> WORK TO COMPLETE
Pick out each line in these entries that contains the string "Windows".

___ DATASET EXTRACT

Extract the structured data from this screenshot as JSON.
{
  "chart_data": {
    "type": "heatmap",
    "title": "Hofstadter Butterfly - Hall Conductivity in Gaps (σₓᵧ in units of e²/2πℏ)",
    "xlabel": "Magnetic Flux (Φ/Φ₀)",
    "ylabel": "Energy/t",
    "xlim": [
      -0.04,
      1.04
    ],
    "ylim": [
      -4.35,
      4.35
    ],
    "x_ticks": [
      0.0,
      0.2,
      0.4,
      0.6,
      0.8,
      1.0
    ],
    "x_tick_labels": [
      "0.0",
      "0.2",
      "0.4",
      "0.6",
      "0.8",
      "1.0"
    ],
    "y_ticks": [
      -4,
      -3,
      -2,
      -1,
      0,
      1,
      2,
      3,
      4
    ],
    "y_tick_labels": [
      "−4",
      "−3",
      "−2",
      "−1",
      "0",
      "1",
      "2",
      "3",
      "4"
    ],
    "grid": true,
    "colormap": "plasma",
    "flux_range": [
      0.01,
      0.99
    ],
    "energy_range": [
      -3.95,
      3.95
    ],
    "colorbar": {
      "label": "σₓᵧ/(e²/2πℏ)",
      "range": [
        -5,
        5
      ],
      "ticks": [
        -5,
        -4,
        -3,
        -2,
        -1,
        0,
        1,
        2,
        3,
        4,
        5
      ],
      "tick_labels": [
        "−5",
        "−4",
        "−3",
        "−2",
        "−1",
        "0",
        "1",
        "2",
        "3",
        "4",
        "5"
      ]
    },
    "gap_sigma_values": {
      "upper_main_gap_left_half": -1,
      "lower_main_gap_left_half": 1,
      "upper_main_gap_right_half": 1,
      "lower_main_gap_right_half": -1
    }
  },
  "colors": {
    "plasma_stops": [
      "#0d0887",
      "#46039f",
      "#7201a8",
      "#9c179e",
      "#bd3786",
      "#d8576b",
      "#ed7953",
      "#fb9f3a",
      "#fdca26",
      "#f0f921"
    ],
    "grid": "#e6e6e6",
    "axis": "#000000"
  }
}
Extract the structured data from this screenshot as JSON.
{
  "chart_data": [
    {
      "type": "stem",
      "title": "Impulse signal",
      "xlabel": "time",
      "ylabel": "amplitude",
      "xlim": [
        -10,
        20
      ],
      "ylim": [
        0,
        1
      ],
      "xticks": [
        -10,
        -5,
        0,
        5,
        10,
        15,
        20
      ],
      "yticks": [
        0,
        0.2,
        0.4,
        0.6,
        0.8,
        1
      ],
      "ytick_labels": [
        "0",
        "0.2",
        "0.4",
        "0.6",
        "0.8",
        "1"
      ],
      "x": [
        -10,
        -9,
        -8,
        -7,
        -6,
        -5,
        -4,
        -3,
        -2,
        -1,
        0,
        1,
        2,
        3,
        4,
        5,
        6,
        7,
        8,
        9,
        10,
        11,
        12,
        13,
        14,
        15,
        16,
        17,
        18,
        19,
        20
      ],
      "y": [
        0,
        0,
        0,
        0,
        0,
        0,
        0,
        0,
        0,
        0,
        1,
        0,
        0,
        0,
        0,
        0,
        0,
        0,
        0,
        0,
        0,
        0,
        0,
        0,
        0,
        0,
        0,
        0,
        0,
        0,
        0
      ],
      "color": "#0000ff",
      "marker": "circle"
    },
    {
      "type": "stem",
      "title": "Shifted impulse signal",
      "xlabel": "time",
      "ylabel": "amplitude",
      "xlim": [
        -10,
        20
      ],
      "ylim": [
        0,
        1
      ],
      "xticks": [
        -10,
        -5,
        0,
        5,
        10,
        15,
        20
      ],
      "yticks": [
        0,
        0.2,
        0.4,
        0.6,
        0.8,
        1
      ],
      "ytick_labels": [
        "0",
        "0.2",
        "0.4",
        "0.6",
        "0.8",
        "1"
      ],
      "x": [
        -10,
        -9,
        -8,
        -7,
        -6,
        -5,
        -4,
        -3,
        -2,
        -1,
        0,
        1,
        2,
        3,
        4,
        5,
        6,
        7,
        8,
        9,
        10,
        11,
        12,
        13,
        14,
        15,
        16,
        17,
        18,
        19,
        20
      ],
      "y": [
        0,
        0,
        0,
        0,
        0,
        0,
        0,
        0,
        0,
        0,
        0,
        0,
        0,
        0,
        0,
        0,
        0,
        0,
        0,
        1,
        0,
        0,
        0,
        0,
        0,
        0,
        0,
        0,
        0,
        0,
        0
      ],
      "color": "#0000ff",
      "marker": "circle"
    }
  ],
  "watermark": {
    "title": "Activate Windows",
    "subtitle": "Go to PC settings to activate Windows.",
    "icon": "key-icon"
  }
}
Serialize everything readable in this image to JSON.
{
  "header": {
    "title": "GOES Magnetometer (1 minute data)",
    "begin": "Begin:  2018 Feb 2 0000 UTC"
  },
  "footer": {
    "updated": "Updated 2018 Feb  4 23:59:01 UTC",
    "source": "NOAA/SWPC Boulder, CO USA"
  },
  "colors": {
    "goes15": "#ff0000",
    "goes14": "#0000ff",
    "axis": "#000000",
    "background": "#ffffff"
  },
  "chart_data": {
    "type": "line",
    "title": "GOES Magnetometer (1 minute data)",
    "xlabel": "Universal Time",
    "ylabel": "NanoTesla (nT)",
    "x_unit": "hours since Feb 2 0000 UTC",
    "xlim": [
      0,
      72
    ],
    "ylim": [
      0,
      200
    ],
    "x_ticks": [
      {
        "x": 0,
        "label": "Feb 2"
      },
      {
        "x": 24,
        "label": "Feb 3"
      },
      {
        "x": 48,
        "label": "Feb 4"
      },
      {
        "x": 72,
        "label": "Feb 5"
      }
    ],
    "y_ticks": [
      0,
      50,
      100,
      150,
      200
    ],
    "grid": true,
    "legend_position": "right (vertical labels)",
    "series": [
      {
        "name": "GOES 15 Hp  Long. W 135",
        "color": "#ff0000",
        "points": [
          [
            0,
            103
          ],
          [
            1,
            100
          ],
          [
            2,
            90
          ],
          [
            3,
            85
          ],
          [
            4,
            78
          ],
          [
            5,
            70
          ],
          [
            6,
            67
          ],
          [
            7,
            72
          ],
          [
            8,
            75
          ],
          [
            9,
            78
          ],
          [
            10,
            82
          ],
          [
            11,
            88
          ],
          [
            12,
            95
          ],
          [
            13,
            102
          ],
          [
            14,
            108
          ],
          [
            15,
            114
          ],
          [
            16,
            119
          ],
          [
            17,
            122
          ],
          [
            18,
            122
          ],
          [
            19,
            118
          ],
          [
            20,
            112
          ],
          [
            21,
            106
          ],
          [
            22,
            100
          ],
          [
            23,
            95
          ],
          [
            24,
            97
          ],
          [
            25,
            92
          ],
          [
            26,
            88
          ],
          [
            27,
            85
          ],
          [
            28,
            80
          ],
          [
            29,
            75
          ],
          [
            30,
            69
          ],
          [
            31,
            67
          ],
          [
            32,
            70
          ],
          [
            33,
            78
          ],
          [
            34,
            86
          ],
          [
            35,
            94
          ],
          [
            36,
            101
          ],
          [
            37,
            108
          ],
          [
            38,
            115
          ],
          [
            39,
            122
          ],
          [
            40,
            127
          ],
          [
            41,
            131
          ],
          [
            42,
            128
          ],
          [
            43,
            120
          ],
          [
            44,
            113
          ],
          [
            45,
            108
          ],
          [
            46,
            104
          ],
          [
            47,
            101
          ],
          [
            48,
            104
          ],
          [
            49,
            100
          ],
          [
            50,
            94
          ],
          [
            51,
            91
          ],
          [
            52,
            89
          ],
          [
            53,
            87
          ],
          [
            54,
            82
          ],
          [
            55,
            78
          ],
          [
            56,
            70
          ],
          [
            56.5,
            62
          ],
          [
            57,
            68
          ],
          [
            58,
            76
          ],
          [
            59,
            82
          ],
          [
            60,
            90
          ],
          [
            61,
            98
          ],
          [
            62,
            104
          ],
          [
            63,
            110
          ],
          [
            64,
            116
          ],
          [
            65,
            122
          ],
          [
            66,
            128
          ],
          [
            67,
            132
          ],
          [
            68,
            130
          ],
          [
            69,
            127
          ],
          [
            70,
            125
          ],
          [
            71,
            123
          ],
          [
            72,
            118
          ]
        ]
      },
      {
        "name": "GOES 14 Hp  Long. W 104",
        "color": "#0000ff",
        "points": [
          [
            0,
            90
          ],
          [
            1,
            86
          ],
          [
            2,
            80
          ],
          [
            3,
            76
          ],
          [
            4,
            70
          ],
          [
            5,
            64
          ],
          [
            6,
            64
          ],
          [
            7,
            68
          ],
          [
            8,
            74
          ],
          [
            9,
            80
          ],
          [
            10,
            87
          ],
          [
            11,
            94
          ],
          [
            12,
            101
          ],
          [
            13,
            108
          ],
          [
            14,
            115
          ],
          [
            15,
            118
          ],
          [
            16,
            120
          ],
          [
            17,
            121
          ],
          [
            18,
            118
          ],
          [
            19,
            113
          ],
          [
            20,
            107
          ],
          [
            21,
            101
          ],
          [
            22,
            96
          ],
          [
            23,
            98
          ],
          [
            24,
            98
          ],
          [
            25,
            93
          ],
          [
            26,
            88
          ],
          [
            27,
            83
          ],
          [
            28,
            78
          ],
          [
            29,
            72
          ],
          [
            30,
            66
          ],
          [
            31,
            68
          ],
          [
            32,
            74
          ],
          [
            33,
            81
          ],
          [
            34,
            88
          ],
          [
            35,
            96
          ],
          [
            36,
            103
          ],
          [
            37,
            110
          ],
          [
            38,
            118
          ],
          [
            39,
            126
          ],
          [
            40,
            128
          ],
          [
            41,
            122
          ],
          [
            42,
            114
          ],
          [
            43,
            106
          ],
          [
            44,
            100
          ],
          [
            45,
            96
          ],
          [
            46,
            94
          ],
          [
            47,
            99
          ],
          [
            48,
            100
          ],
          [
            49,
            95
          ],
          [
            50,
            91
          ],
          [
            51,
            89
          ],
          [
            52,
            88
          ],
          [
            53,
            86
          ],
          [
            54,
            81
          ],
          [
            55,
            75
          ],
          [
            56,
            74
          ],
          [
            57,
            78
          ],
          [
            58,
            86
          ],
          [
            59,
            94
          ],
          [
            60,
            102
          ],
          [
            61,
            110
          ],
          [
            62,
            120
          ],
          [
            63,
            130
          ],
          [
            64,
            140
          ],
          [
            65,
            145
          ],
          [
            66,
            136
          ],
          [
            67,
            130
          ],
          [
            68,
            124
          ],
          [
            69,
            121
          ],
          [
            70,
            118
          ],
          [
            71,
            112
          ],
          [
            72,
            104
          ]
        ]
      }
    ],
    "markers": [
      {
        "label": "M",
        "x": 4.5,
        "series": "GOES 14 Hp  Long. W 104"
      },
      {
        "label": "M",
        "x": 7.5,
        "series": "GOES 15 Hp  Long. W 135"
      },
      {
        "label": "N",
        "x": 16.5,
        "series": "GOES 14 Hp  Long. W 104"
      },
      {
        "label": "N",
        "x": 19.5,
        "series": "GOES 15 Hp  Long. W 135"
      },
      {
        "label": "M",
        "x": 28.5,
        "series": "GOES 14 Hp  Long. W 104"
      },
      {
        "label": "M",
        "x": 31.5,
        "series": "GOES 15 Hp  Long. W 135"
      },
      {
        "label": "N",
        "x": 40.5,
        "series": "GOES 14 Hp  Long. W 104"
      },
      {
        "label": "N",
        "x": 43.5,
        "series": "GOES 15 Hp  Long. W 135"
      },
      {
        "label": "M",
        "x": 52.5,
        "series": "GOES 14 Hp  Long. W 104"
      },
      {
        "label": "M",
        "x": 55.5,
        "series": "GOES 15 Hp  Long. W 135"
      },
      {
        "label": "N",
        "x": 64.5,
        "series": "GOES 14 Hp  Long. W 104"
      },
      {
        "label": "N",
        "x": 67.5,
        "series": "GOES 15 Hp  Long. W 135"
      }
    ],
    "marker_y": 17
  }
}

______

> PROBLEM SOLUTION
    "title": "Activate Windows",
    "subtitle": "Go to PC settings to activate Windows.",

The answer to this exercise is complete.